DO THIS:
Print all the entries verbatim.

DATA SUPPLIED:
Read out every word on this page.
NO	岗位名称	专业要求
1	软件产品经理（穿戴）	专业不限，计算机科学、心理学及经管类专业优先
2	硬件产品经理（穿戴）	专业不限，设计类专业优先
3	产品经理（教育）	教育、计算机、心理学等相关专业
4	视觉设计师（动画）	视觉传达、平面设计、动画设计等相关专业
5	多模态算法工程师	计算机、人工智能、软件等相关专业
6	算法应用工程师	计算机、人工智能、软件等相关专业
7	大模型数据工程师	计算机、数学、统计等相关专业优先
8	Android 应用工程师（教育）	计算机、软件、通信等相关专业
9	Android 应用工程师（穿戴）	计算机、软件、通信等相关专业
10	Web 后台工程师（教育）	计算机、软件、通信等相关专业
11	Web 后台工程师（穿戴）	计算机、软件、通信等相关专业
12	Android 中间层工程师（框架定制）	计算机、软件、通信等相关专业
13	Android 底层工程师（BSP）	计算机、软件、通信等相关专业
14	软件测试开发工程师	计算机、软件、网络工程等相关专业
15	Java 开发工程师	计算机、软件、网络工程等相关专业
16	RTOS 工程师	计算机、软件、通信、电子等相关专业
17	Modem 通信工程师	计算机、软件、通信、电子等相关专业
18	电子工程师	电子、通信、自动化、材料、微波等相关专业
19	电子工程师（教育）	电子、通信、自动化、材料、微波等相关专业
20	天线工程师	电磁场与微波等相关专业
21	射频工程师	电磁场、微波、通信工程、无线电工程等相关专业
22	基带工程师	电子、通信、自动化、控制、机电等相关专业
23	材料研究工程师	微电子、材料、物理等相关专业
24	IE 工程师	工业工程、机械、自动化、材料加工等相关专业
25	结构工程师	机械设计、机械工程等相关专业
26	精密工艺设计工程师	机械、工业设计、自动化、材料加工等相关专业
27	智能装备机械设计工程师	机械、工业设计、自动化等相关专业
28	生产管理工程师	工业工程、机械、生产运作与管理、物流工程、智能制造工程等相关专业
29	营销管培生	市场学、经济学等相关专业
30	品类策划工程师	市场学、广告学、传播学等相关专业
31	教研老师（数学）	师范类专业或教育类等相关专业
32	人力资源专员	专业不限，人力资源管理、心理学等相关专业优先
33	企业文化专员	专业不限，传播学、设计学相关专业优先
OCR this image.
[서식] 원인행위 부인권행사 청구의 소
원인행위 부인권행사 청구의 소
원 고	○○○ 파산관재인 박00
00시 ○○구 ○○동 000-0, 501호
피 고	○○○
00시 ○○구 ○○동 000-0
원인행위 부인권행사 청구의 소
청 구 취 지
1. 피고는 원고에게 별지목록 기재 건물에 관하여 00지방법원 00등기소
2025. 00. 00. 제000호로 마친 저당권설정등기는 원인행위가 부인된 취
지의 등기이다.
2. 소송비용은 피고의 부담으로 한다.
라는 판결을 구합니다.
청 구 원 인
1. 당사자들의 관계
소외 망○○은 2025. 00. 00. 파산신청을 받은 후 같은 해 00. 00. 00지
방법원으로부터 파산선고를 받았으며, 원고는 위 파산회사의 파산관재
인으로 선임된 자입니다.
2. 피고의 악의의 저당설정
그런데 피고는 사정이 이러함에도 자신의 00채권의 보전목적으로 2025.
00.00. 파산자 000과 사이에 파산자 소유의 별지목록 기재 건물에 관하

OUTPUT BELOW:
Read out every word on this page.
NO	岗位名称	专业要求
1	软件产品经理（穿戴）	专业不限，计算机科学、心理学及经管类专业优先
2	硬件产品经理（穿戴）	专业不限，设计类专业优先
3	产品经理（教育）	教育、计算机、心理学等相关专业
4	视觉设计师（动画）	视觉传达、平面设计、动画设计等相关专业
5	多模态算法工程师	计算机、人工智能、软件等相关专业
6	算法应用工程师	计算机、人工智能、软件等相关专业
7	大模型数据工程师	计算机、数学、统计等相关专业优先
8	Android 应用工程师（教育）	计算机、软件、通信等相关专业
9	Android 应用工程师（穿戴）	计算机、软件、通信等相关专业
10	Web 后台工程师（教育）	计算机、软件、通信等相关专业
11	Web 后台工程师（穿戴）	计算机、软件、通信等相关专业
12	Android 中间层工程师（框架定制）	计算机、软件、通信等相关专业
13	Android 底层工程师（BSP）	计算机、软件、通信等相关专业
14	软件测试开发工程师	计算机、软件、网络工程等相关专业
15	Java 开发工程师	计算机、软件、网络工程等相关专业
16	RTOS 工程师	计算机、软件、通信、电子等相关专业
17	Modem 通信工程师	计算机、软件、通信、电子等相关专业
18	电子工程师	电子、通信、自动化、材料、微波等相关专业
19	电子工程师（教育）	电子、通信、自动化、材料、微波等相关专业
20	天线工程师	电磁场与微波等相关专业
21	射频工程师	电磁场、微波、通信工程、无线电工程等相关专业
22	基带工程师	电子、通信、自动化、控制、机电等相关专业
23	材料研究工程师	微电子、材料、物理等相关专业
24	IE 工程师	工业工程、机械、自动化、材料加工等相关专业
25	结构工程师	机械设计、机械工程等相关专业
26	精密工艺设计工程师	机械、工业设计、自动化、材料加工等相关专业
27	智能装备机械设计工程师	机械、工业设计、自动化等相关专业
28	生产管理工程师	工业工程、机械、生产运作与管理、物流工程、智能制造工程等相关专业
29	营销管培生	市场学、经济学等相关专业
30	品类策划工程师	市场学、广告学、传播学等相关专业
31	教研老师（数学）	师范类专业或教育类等相关专业
32	人力资源专员	专业不限，人力资源管理、心理学等相关专业优先
33	企业文化专员	专业不限，传播学、设计学相关专业优先
OCR this image.
[서식] 원인행위 부인권행사 청구의 소
원인행위 부인권행사 청구의 소
원 고	○○○ 파산관재인 박00
00시 ○○구 ○○동 000-0, 501호
피 고	○○○
00시 ○○구 ○○동 000-0
원인행위 부인권행사 청구의 소
청 구 취 지
1. 피고는 원고에게 별지목록 기재 건물에 관하여 00지방법원 00등기소
2025. 00. 00. 제000호로 마친 저당권설정등기는 원인행위가 부인된 취
지의 등기이다.
2. 소송비용은 피고의 부담으로 한다.
라는 판결을 구합니다.
청 구 원 인
1. 당사자들의 관계
소외 망○○은 2025. 00. 00. 파산신청을 받은 후 같은 해 00. 00. 00지
방법원으로부터 파산선고를 받았으며, 원고는 위 파산회사의 파산관재
인으로 선임된 자입니다.
2. 피고의 악의의 저당설정
그런데 피고는 사정이 이러함에도 자신의 00채권의 보전목적으로 2025.
00.00. 파산자 000과 사이에 파산자 소유의 별지목록 기재 건물에 관하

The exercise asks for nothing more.